# Short exercise:
Please edit the entries below, changing every "volume-bar" to "volume-column" and leaving everything else unchanged.

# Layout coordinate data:
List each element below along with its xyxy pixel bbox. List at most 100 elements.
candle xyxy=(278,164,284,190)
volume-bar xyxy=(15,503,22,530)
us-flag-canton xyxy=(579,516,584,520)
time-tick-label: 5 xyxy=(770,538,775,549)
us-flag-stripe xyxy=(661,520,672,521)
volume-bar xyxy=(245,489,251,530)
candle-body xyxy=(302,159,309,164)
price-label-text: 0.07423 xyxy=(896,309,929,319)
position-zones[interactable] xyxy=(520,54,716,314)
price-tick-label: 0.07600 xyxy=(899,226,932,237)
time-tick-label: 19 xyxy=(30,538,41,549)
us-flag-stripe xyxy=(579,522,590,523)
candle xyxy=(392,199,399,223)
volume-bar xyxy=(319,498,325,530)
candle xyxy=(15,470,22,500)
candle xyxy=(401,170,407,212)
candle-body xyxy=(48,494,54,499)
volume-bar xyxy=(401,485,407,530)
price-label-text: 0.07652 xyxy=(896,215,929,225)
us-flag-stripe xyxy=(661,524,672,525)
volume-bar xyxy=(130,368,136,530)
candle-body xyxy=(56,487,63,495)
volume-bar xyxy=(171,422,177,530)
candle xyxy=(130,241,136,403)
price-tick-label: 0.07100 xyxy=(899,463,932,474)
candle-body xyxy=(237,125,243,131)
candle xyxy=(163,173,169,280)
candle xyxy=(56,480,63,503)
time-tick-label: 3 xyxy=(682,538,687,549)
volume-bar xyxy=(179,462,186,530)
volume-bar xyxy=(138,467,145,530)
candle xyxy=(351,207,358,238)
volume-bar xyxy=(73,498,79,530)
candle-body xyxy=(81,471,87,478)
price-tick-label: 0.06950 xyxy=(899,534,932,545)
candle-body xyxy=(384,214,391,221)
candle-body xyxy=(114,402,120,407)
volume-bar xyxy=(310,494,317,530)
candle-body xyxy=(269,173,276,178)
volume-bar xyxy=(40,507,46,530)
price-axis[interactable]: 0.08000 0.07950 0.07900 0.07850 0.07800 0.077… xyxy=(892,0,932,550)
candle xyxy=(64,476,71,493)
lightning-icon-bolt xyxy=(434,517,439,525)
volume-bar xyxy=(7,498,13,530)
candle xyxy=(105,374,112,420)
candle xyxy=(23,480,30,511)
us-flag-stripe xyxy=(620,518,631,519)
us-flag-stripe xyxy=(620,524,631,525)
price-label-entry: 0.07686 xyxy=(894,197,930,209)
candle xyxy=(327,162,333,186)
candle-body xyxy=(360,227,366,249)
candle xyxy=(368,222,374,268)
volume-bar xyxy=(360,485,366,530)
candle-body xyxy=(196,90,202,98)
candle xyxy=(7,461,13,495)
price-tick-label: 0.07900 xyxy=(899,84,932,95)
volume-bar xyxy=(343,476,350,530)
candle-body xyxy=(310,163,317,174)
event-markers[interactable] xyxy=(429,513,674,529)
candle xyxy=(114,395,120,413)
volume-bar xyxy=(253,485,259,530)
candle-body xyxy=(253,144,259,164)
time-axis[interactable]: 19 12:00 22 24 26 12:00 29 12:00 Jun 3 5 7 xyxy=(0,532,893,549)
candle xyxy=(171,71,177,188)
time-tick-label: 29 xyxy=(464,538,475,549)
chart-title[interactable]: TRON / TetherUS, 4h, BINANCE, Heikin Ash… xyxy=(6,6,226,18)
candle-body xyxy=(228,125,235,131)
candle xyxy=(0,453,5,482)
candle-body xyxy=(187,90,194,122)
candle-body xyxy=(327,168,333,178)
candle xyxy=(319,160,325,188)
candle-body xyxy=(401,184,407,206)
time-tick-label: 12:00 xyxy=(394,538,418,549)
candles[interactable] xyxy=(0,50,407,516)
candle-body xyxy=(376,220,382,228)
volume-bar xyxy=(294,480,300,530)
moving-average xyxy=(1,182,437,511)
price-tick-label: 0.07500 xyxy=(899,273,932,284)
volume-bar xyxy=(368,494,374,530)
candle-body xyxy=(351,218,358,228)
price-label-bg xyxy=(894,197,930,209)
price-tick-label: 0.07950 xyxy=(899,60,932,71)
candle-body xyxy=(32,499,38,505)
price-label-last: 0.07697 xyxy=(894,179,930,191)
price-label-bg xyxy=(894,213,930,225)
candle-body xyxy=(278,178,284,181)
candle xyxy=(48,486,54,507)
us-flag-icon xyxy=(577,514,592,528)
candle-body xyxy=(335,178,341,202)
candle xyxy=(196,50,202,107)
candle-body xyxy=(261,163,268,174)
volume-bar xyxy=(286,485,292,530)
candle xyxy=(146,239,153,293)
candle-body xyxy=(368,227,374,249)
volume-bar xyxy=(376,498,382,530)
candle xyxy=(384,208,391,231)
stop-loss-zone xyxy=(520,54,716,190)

# Solved exercise:
List each element below along with its xyxy pixel bbox. List at most 100 elements.
candle xyxy=(278,164,284,190)
volume-column xyxy=(15,503,22,530)
us-flag-canton xyxy=(579,516,584,520)
time-tick-label: 5 xyxy=(770,538,775,549)
us-flag-stripe xyxy=(661,520,672,521)
volume-column xyxy=(245,489,251,530)
candle-body xyxy=(302,159,309,164)
price-label-text: 0.07423 xyxy=(896,309,929,319)
position-zones[interactable] xyxy=(520,54,716,314)
price-tick-label: 0.07600 xyxy=(899,226,932,237)
time-tick-label: 19 xyxy=(30,538,41,549)
us-flag-stripe xyxy=(579,522,590,523)
candle xyxy=(392,199,399,223)
volume-column xyxy=(319,498,325,530)
candle xyxy=(15,470,22,500)
candle xyxy=(401,170,407,212)
candle-body xyxy=(48,494,54,499)
volume-column xyxy=(401,485,407,530)
price-label-text: 0.07652 xyxy=(896,215,929,225)
us-flag-stripe xyxy=(661,524,672,525)
volume-column xyxy=(130,368,136,530)
candle-body xyxy=(56,487,63,495)
volume-column xyxy=(171,422,177,530)
candle xyxy=(130,241,136,403)
price-tick-label: 0.07100 xyxy=(899,463,932,474)
candle-body xyxy=(237,125,243,131)
candle xyxy=(163,173,169,280)
candle xyxy=(56,480,63,503)
time-tick-label: 3 xyxy=(682,538,687,549)
volume-column xyxy=(179,462,186,530)
volume-column xyxy=(138,467,145,530)
candle xyxy=(351,207,358,238)
volume-column xyxy=(73,498,79,530)
candle-body xyxy=(81,471,87,478)
price-tick-label: 0.06950 xyxy=(899,534,932,545)
candle-body xyxy=(384,214,391,221)
candle-body xyxy=(114,402,120,407)
volume-column xyxy=(310,494,317,530)
candle-body xyxy=(269,173,276,178)
volume-column xyxy=(40,507,46,530)
price-axis[interactable]: 0.08000 0.07950 0.07900 0.07850 0.07800 0.077… xyxy=(892,0,932,550)
candle xyxy=(64,476,71,493)
lightning-icon-bolt xyxy=(434,517,439,525)
volume-column xyxy=(7,498,13,530)
candle xyxy=(105,374,112,420)
candle xyxy=(23,480,30,511)
us-flag-stripe xyxy=(620,518,631,519)
us-flag-stripe xyxy=(620,524,631,525)
price-label-entry: 0.07686 xyxy=(894,197,930,209)
candle xyxy=(327,162,333,186)
candle-body xyxy=(360,227,366,249)
candle xyxy=(368,222,374,268)
volume-column xyxy=(360,485,366,530)
candle-body xyxy=(196,90,202,98)
candle xyxy=(7,461,13,495)
price-tick-label: 0.07900 xyxy=(899,84,932,95)
volume-column xyxy=(343,476,350,530)
candle-body xyxy=(310,163,317,174)
event-markers[interactable] xyxy=(429,513,674,529)
candle xyxy=(114,395,120,413)
volume-column xyxy=(253,485,259,530)
candle-body xyxy=(253,144,259,164)
time-axis[interactable]: 19 12:00 22 24 26 12:00 29 12:00 Jun 3 5 7 xyxy=(0,532,893,549)
candle xyxy=(171,71,177,188)
time-tick-label: 29 xyxy=(464,538,475,549)
chart-title[interactable]: TRON / TetherUS, 4h, BINANCE, Heikin Ash… xyxy=(6,6,226,18)
candle-body xyxy=(228,125,235,131)
candle xyxy=(0,453,5,482)
candle-body xyxy=(187,90,194,122)
candle-body xyxy=(327,168,333,178)
candle xyxy=(319,160,325,188)
candle-body xyxy=(401,184,407,206)
time-tick-label: 12:00 xyxy=(394,538,418,549)
candles[interactable] xyxy=(0,50,407,516)
candle-body xyxy=(376,220,382,228)
volume-column xyxy=(294,480,300,530)
moving-average xyxy=(1,182,437,511)
price-tick-label: 0.07500 xyxy=(899,273,932,284)
volume-column xyxy=(368,494,374,530)
candle-body xyxy=(351,218,358,228)
price-label-bg xyxy=(894,197,930,209)
price-tick-label: 0.07950 xyxy=(899,60,932,71)
candle-body xyxy=(32,499,38,505)
price-label-last: 0.07697 xyxy=(894,179,930,191)
price-label-bg xyxy=(894,213,930,225)
candle-body xyxy=(278,178,284,181)
candle xyxy=(48,486,54,507)
us-flag-icon xyxy=(577,514,592,528)
candle-body xyxy=(335,178,341,202)
candle xyxy=(196,50,202,107)
candle-body xyxy=(261,163,268,174)
volume-column xyxy=(286,485,292,530)
candle xyxy=(146,239,153,293)
candle-body xyxy=(368,227,374,249)
volume-column xyxy=(376,498,382,530)
candle xyxy=(384,208,391,231)
stop-loss-zone xyxy=(520,54,716,190)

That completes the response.